### STATED TASK
In the entries below, find every line with "xlabel" and copy it.

### RECORDS SHOWN
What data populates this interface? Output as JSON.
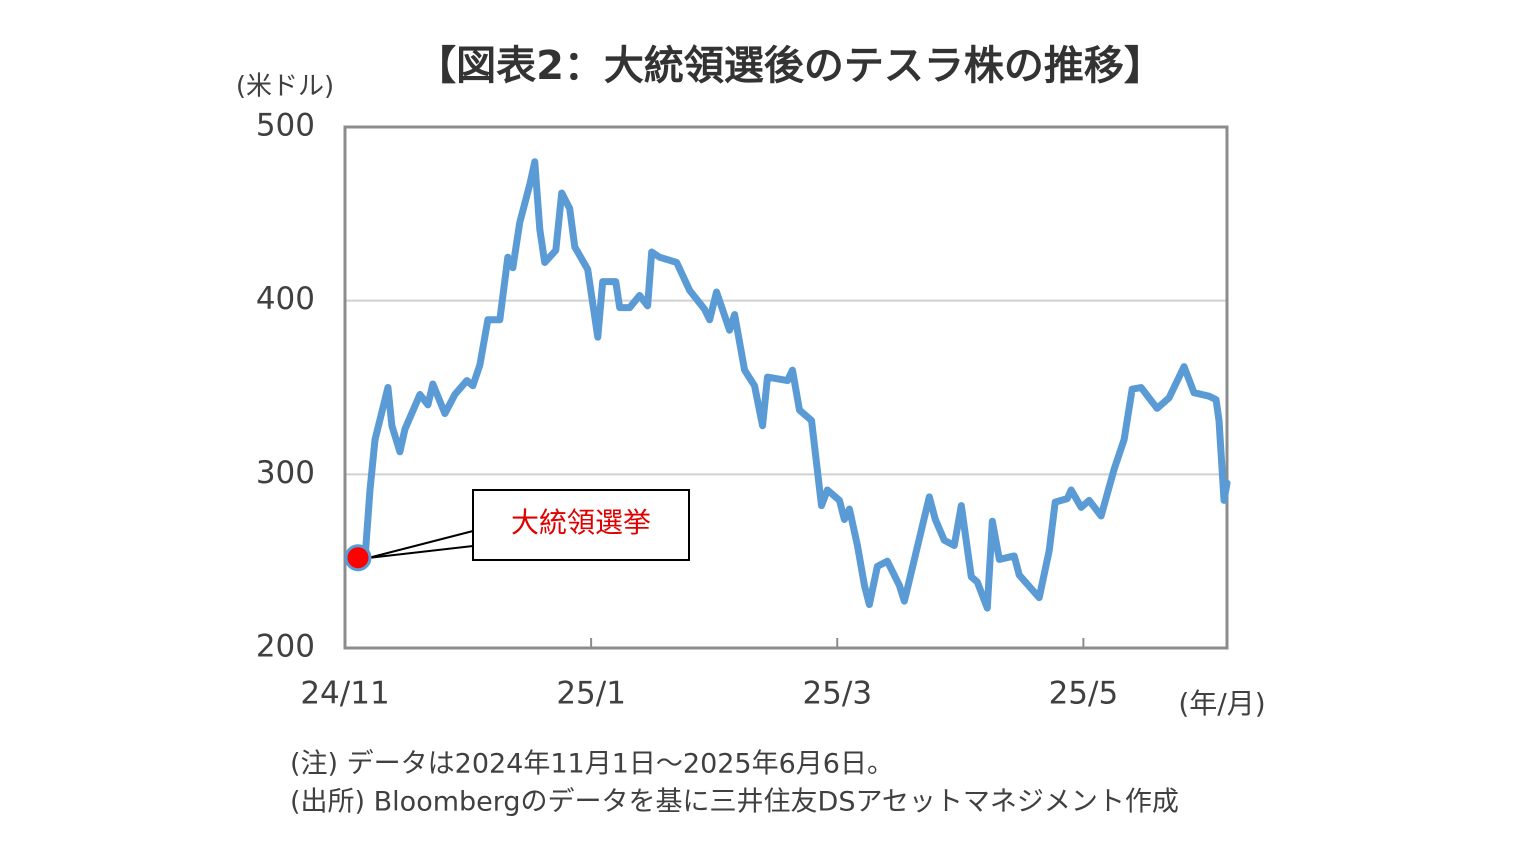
{
  "chart_data": {
    "type": "line",
    "title": "【図表2：大統領選後のテスラ株の推移】",
    "y_label": "(米ドル)",
    "x_label": "(年/月)",
    "annotation": "大統領選挙",
    "notes": [
      "(注) データは2024年11月1日～2025年6月6日。",
      "(出所) Bloombergのデータを基に三井住友DSアセットマネジメント作成"
    ],
    "x": [
      0.057,
      0.162,
      0.203,
      0.244,
      0.349,
      0.381,
      0.446,
      0.487,
      0.609,
      0.674,
      0.714,
      0.812,
      0.893,
      0.99,
      1.039,
      1.096,
      1.161,
      1.258,
      1.323,
      1.364,
      1.42,
      1.502,
      1.542,
      1.583,
      1.623,
      1.713,
      1.761,
      1.826,
      1.867,
      1.972,
      2.054,
      2.094,
      2.2,
      2.232,
      2.313,
      2.394,
      2.459,
      2.492,
      2.557,
      2.695,
      2.8,
      2.922,
      2.963,
      3.019,
      3.125,
      3.166,
      3.247,
      3.328,
      3.393,
      3.433,
      3.596,
      3.636,
      3.693,
      3.791,
      3.872,
      3.92,
      4.018,
      4.058,
      4.099,
      4.164,
      4.221,
      4.261,
      4.326,
      4.407,
      4.505,
      4.545,
      4.586,
      4.748,
      4.797,
      4.87,
      4.951,
      5.008,
      5.089,
      5.138,
      5.219,
      5.26,
      5.317,
      5.438,
      5.479,
      5.641,
      5.722,
      5.771,
      5.869,
      5.901,
      5.982,
      6.047,
      6.144,
      6.25,
      6.331,
      6.396,
      6.469,
      6.599,
      6.696,
      6.818,
      6.899,
      7.021,
      7.078,
      7.102,
      7.143,
      7.167
    ],
    "series": [
      {
        "name": "テスラ株",
        "color": "#5b9bd5",
        "values": [
          252,
          251,
          291,
          320,
          350,
          328,
          313,
          326,
          346,
          340,
          352,
          335,
          346,
          354,
          351,
          363,
          389,
          389,
          425,
          419,
          445,
          467,
          480,
          441,
          422,
          429,
          462,
          453,
          431,
          418,
          379,
          411,
          411,
          396,
          396,
          403,
          397,
          428,
          425,
          422,
          406,
          395,
          389,
          405,
          383,
          392,
          360,
          351,
          328,
          356,
          354,
          360,
          337,
          331,
          282,
          291,
          285,
          274,
          280,
          259,
          236,
          225,
          247,
          250,
          236,
          227,
          239,
          287,
          274,
          262,
          259,
          282,
          241,
          238,
          223,
          273,
          251,
          253,
          242,
          229,
          256,
          284,
          286,
          291,
          281,
          285,
          276,
          303,
          320,
          349,
          350,
          338,
          344,
          362,
          347,
          345,
          343,
          331,
          285,
          295
        ]
      }
    ],
    "xlim": [
      0,
      7.167
    ],
    "xticks": [
      {
        "value": 0,
        "label": "24/11"
      },
      {
        "value": 2,
        "label": "25/1"
      },
      {
        "value": 4,
        "label": "25/3"
      },
      {
        "value": 6,
        "label": "25/5"
      }
    ],
    "ylim": [
      200,
      500
    ],
    "yticks": [
      200,
      300,
      400,
      500
    ],
    "grid": true,
    "marker_color": "#ff0000"
  }
}
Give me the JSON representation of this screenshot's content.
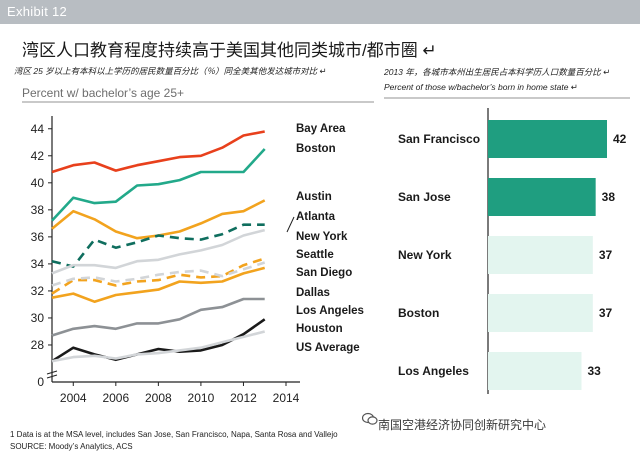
{
  "header": {
    "exhibit": "Exhibit 12"
  },
  "title": "湾区人口教育程度持续高于美国其他同类城市/都市圈 ↵",
  "subtitle_left": "湾区 25 岁以上有本科以上学历的居民数量百分比（％）同全美其他发达城市对比 ↵",
  "subtitle_right_1": "2013 年，各城市本州出生居民占本科学历人口数量百分比 ↵",
  "subtitle_right_2": "Percent of those w/bachelor’s born in home state ↵",
  "unit_left": "Percent w/ bachelor’s age 25+",
  "footnote": "1 Data is at the MSA level, includes San Jose, San Francisco, Napa, Santa Rosa and Vallejo",
  "source": "SOURCE: Moody’s Analytics, ACS",
  "watermark": "南国空港经济协同创新研究中心",
  "chart_data": [
    {
      "type": "line",
      "x": [
        2003,
        2004,
        2005,
        2006,
        2007,
        2008,
        2009,
        2010,
        2011,
        2012,
        2013
      ],
      "xticks": [
        2004,
        2006,
        2008,
        2010,
        2012,
        2014
      ],
      "yticks": [
        28,
        30,
        32,
        34,
        36,
        38,
        40,
        42,
        44
      ],
      "ylim": [
        26,
        44.5
      ],
      "xlim": [
        2003,
        2014
      ],
      "y_axis_break": true,
      "series": [
        {
          "name": "Bay Area",
          "color": "#e8401c",
          "dash": "solid",
          "values": [
            40.8,
            41.3,
            41.5,
            40.9,
            41.3,
            41.6,
            41.9,
            42.0,
            42.6,
            43.5,
            43.8
          ]
        },
        {
          "name": "Boston",
          "color": "#22a98a",
          "dash": "solid",
          "values": [
            37.2,
            38.9,
            38.5,
            38.6,
            39.8,
            39.9,
            40.2,
            40.8,
            40.8,
            40.8,
            42.5
          ]
        },
        {
          "name": "Austin",
          "color": "#f2a31e",
          "dash": "solid",
          "values": [
            36.6,
            37.9,
            37.3,
            36.4,
            35.9,
            36.1,
            36.4,
            37.0,
            37.7,
            37.9,
            38.7
          ]
        },
        {
          "name": "Atlanta",
          "color": "#0f6e5e",
          "dash": "dashed",
          "values": [
            34.2,
            33.8,
            35.8,
            35.2,
            35.6,
            36.1,
            35.9,
            35.8,
            36.2,
            36.9,
            36.9
          ]
        },
        {
          "name": "New York",
          "color": "#d2d5d8",
          "dash": "solid",
          "values": [
            33.3,
            33.9,
            33.9,
            33.7,
            34.2,
            34.3,
            34.7,
            35.0,
            35.4,
            36.1,
            36.5
          ]
        },
        {
          "name": "Seattle",
          "color": "#f2a31e",
          "dash": "dashed",
          "values": [
            31.8,
            32.8,
            32.8,
            32.4,
            32.7,
            32.8,
            33.2,
            33.0,
            33.1,
            33.9,
            34.4
          ]
        },
        {
          "name": "San Diego",
          "color": "#d2d5d8",
          "dash": "dashed",
          "values": [
            32.4,
            32.9,
            33.0,
            32.7,
            32.9,
            33.2,
            33.4,
            33.5,
            33.1,
            33.6,
            34.1
          ]
        },
        {
          "name": "Dallas",
          "color": "#f2a31e",
          "dash": "solid",
          "values": [
            31.5,
            31.8,
            31.2,
            31.7,
            31.9,
            32.1,
            32.7,
            32.6,
            32.7,
            33.3,
            33.7
          ]
        },
        {
          "name": "Los Angeles",
          "color": "#8d9195",
          "dash": "solid",
          "values": [
            28.7,
            29.2,
            29.4,
            29.2,
            29.6,
            29.6,
            29.9,
            30.6,
            30.8,
            31.4,
            31.4
          ]
        },
        {
          "name": "Houston",
          "color": "#1a1a1a",
          "dash": "solid",
          "values": [
            26.8,
            27.8,
            27.3,
            26.9,
            27.3,
            27.7,
            27.5,
            27.6,
            28.0,
            28.8,
            29.9
          ]
        },
        {
          "name": "US Average",
          "color": "#d2d5d8",
          "dash": "solid",
          "values": [
            26.8,
            27.1,
            27.2,
            27.0,
            27.3,
            27.4,
            27.6,
            27.8,
            28.2,
            28.6,
            29.0
          ]
        }
      ]
    },
    {
      "type": "bar",
      "orientation": "horizontal",
      "categories": [
        "San Francisco",
        "San Jose",
        "New York",
        "Boston",
        "Los Angeles"
      ],
      "values": [
        42,
        38,
        37,
        37,
        33
      ],
      "colors": [
        "#1f9e80",
        "#1f9e80",
        "#e3f5ef",
        "#e3f5ef",
        "#e3f5ef"
      ],
      "xlim": [
        0,
        48
      ]
    }
  ]
}
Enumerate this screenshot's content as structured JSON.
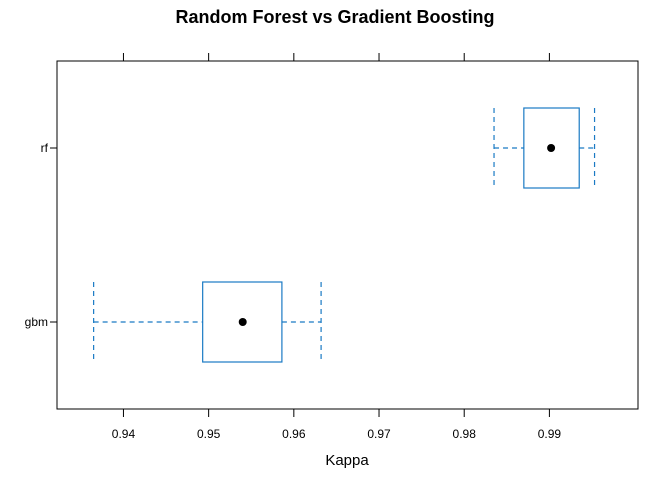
{
  "chart_data": {
    "type": "boxplot",
    "title": "Random Forest vs Gradient Boosting",
    "xlabel": "Kappa",
    "ylabel": "",
    "xlim": [
      0.9322,
      1.0004
    ],
    "xticks": [
      0.94,
      0.95,
      0.96,
      0.97,
      0.98,
      0.99
    ],
    "x_tick_labels": [
      "0.94",
      "0.95",
      "0.96",
      "0.97",
      "0.98",
      "0.99"
    ],
    "categories": [
      "rf",
      "gbm"
    ],
    "series": [
      {
        "name": "rf",
        "whisker_low": 0.9835,
        "q1": 0.987,
        "median": 0.9902,
        "q3": 0.9935,
        "whisker_high": 0.9953
      },
      {
        "name": "gbm",
        "whisker_low": 0.9365,
        "q1": 0.9493,
        "median": 0.954,
        "q3": 0.9586,
        "whisker_high": 0.9632
      }
    ],
    "colors": {
      "box": "#1a7ac4",
      "median": "#000000",
      "axis": "#000000"
    },
    "grid": false
  }
}
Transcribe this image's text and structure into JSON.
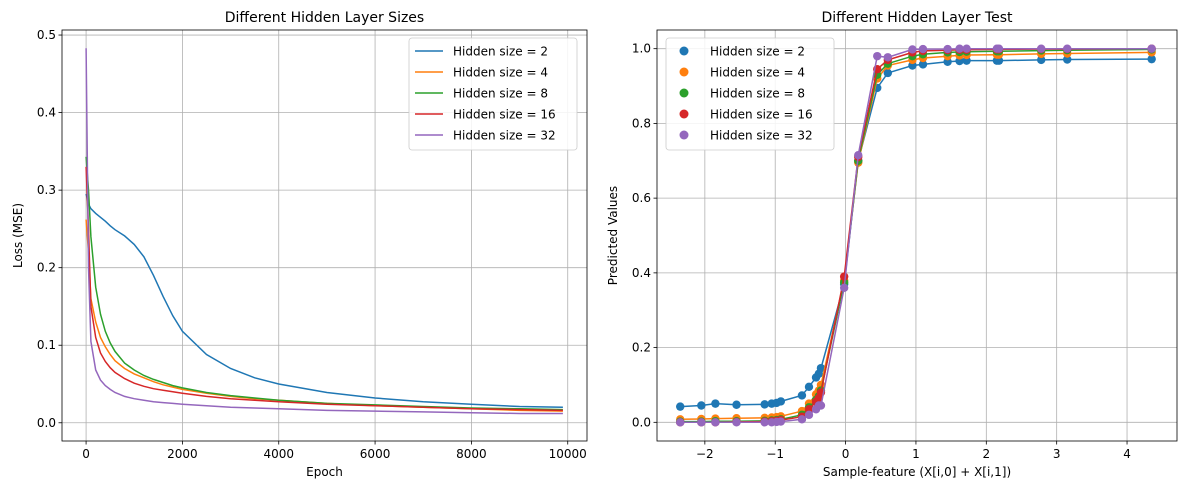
{
  "chart_data": [
    {
      "type": "line",
      "title": "Different Hidden Layer Sizes",
      "xlabel": "Epoch",
      "ylabel": "Loss (MSE)",
      "xlim": [
        -500,
        10400
      ],
      "ylim": [
        -0.0235,
        0.5065
      ],
      "xticks": [
        0,
        2000,
        4000,
        6000,
        8000,
        10000
      ],
      "xtick_labels": [
        "0",
        "2000",
        "4000",
        "6000",
        "8000",
        "10000"
      ],
      "yticks": [
        0.0,
        0.1,
        0.2,
        0.3,
        0.4,
        0.5
      ],
      "ytick_labels": [
        "0.0",
        "0.1",
        "0.2",
        "0.3",
        "0.4",
        "0.5"
      ],
      "grid": true,
      "legend": "top-right",
      "x": [
        0,
        50,
        100,
        200,
        300,
        400,
        500,
        600,
        800,
        1000,
        1200,
        1400,
        1600,
        1800,
        2000,
        2500,
        3000,
        3500,
        4000,
        5000,
        6000,
        7000,
        8000,
        9000,
        9900
      ],
      "series": [
        {
          "name": "Hidden size = 2",
          "color": "#1f77b4",
          "values": [
            0.295,
            0.282,
            0.276,
            0.27,
            0.265,
            0.26,
            0.254,
            0.249,
            0.241,
            0.23,
            0.214,
            0.19,
            0.163,
            0.138,
            0.118,
            0.088,
            0.07,
            0.058,
            0.05,
            0.039,
            0.032,
            0.027,
            0.024,
            0.021,
            0.02
          ]
        },
        {
          "name": "Hidden size = 4",
          "color": "#ff7f0e",
          "values": [
            0.262,
            0.22,
            0.16,
            0.13,
            0.11,
            0.098,
            0.088,
            0.08,
            0.07,
            0.063,
            0.058,
            0.053,
            0.049,
            0.046,
            0.043,
            0.038,
            0.034,
            0.031,
            0.029,
            0.025,
            0.022,
            0.02,
            0.018,
            0.016,
            0.015
          ]
        },
        {
          "name": "Hidden size = 8",
          "color": "#2ca02c",
          "values": [
            0.343,
            0.3,
            0.24,
            0.175,
            0.14,
            0.118,
            0.103,
            0.092,
            0.077,
            0.068,
            0.061,
            0.056,
            0.052,
            0.048,
            0.045,
            0.039,
            0.035,
            0.032,
            0.029,
            0.025,
            0.023,
            0.021,
            0.019,
            0.018,
            0.017
          ]
        },
        {
          "name": "Hidden size = 16",
          "color": "#d62728",
          "values": [
            0.33,
            0.25,
            0.15,
            0.11,
            0.09,
            0.079,
            0.071,
            0.065,
            0.057,
            0.051,
            0.047,
            0.044,
            0.042,
            0.04,
            0.038,
            0.034,
            0.031,
            0.029,
            0.027,
            0.024,
            0.022,
            0.02,
            0.018,
            0.017,
            0.016
          ]
        },
        {
          "name": "Hidden size = 32",
          "color": "#9467bd",
          "values": [
            0.483,
            0.2,
            0.105,
            0.068,
            0.055,
            0.048,
            0.043,
            0.039,
            0.034,
            0.031,
            0.029,
            0.027,
            0.026,
            0.025,
            0.024,
            0.022,
            0.02,
            0.019,
            0.018,
            0.016,
            0.015,
            0.014,
            0.013,
            0.012,
            0.012
          ]
        }
      ]
    },
    {
      "type": "scatter",
      "title": "Different Hidden Layer Test",
      "xlabel": "Sample-feature (X[i,0] + X[i,1])",
      "ylabel": "Predicted Values",
      "xlim": [
        -2.68,
        4.71
      ],
      "ylim": [
        -0.05,
        1.05
      ],
      "xticks": [
        -2,
        -1,
        0,
        1,
        2,
        3,
        4
      ],
      "xtick_labels": [
        "−2",
        "−1",
        "0",
        "1",
        "2",
        "3",
        "4"
      ],
      "yticks": [
        0.0,
        0.2,
        0.4,
        0.6,
        0.8,
        1.0
      ],
      "ytick_labels": [
        "0.0",
        "0.2",
        "0.4",
        "0.6",
        "0.8",
        "1.0"
      ],
      "grid": true,
      "legend": "top-left",
      "markers_and_lines": true,
      "x": [
        -2.35,
        -2.05,
        -1.85,
        -1.55,
        -1.15,
        -1.05,
        -0.98,
        -0.92,
        -0.62,
        -0.52,
        -0.42,
        -0.38,
        -0.35,
        -0.02,
        0.18,
        0.45,
        0.6,
        0.95,
        1.1,
        1.45,
        1.62,
        1.72,
        2.15,
        2.18,
        2.78,
        3.15,
        4.35
      ],
      "series": [
        {
          "name": "Hidden size = 2",
          "color": "#1f77b4",
          "values": [
            0.042,
            0.045,
            0.05,
            0.047,
            0.048,
            0.05,
            0.052,
            0.056,
            0.072,
            0.095,
            0.12,
            0.13,
            0.145,
            0.37,
            0.7,
            0.895,
            0.935,
            0.955,
            0.958,
            0.965,
            0.967,
            0.968,
            0.968,
            0.968,
            0.97,
            0.971,
            0.972
          ]
        },
        {
          "name": "Hidden size = 4",
          "color": "#ff7f0e",
          "values": [
            0.008,
            0.009,
            0.01,
            0.011,
            0.012,
            0.013,
            0.014,
            0.016,
            0.03,
            0.05,
            0.075,
            0.085,
            0.1,
            0.38,
            0.695,
            0.92,
            0.955,
            0.97,
            0.975,
            0.98,
            0.982,
            0.983,
            0.984,
            0.984,
            0.986,
            0.987,
            0.99
          ]
        },
        {
          "name": "Hidden size = 8",
          "color": "#2ca02c",
          "values": [
            0.002,
            0.002,
            0.003,
            0.003,
            0.004,
            0.005,
            0.006,
            0.008,
            0.02,
            0.04,
            0.06,
            0.07,
            0.085,
            0.375,
            0.7,
            0.93,
            0.96,
            0.98,
            0.985,
            0.99,
            0.991,
            0.992,
            0.993,
            0.993,
            0.995,
            0.996,
            0.998
          ]
        },
        {
          "name": "Hidden size = 16",
          "color": "#d62728",
          "values": [
            0.0,
            0.0,
            0.0,
            0.001,
            0.002,
            0.003,
            0.004,
            0.006,
            0.015,
            0.035,
            0.055,
            0.065,
            0.08,
            0.39,
            0.71,
            0.945,
            0.97,
            0.99,
            0.994,
            0.996,
            0.997,
            0.997,
            0.998,
            0.998,
            0.999,
            0.999,
            1.0
          ]
        },
        {
          "name": "Hidden size = 32",
          "color": "#9467bd",
          "values": [
            0.0,
            0.0,
            0.0,
            0.0,
            0.0,
            0.0,
            0.001,
            0.002,
            0.008,
            0.02,
            0.035,
            0.045,
            0.045,
            0.36,
            0.715,
            0.98,
            0.977,
            0.998,
            0.999,
            0.999,
            1.0,
            1.0,
            1.0,
            1.0,
            1.0,
            1.0,
            1.0
          ]
        }
      ]
    }
  ]
}
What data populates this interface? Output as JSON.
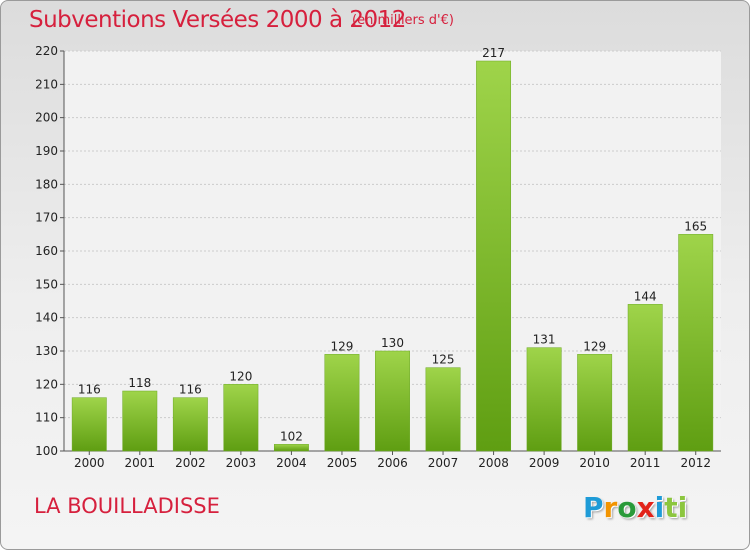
{
  "header": {
    "title": "Subventions Versées 2000 à 2012",
    "unit": "(en milliers d'€)"
  },
  "footer": {
    "commune": "LA BOUILLADISSE",
    "logo": [
      "P",
      "r",
      "o",
      "x",
      "i",
      "ti"
    ]
  },
  "colors": {
    "bar_light": "#9fd44a",
    "bar_dark": "#5f9e12",
    "accent": "#d6203d",
    "grid": "#cccccc"
  },
  "chart_data": {
    "type": "bar",
    "title": "Subventions Versées 2000 à 2012",
    "categories": [
      "2000",
      "2001",
      "2002",
      "2003",
      "2004",
      "2005",
      "2006",
      "2007",
      "2008",
      "2009",
      "2010",
      "2011",
      "2012"
    ],
    "values": [
      116,
      118,
      116,
      120,
      102,
      129,
      130,
      125,
      217,
      131,
      129,
      144,
      165
    ],
    "xlabel": "",
    "ylabel": "",
    "ylim": [
      100,
      220
    ],
    "yticks": [
      100,
      110,
      120,
      130,
      140,
      150,
      160,
      170,
      180,
      190,
      200,
      210,
      220
    ],
    "grid": true,
    "legend": "none"
  }
}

### EXERCISE OUTPUT
    "xlabel": "Kappa",
      "xlabel": "Epoch",
      "xlabel": "Sample-feature (X[i,0] + X[i,1])",
    "xlabel": "",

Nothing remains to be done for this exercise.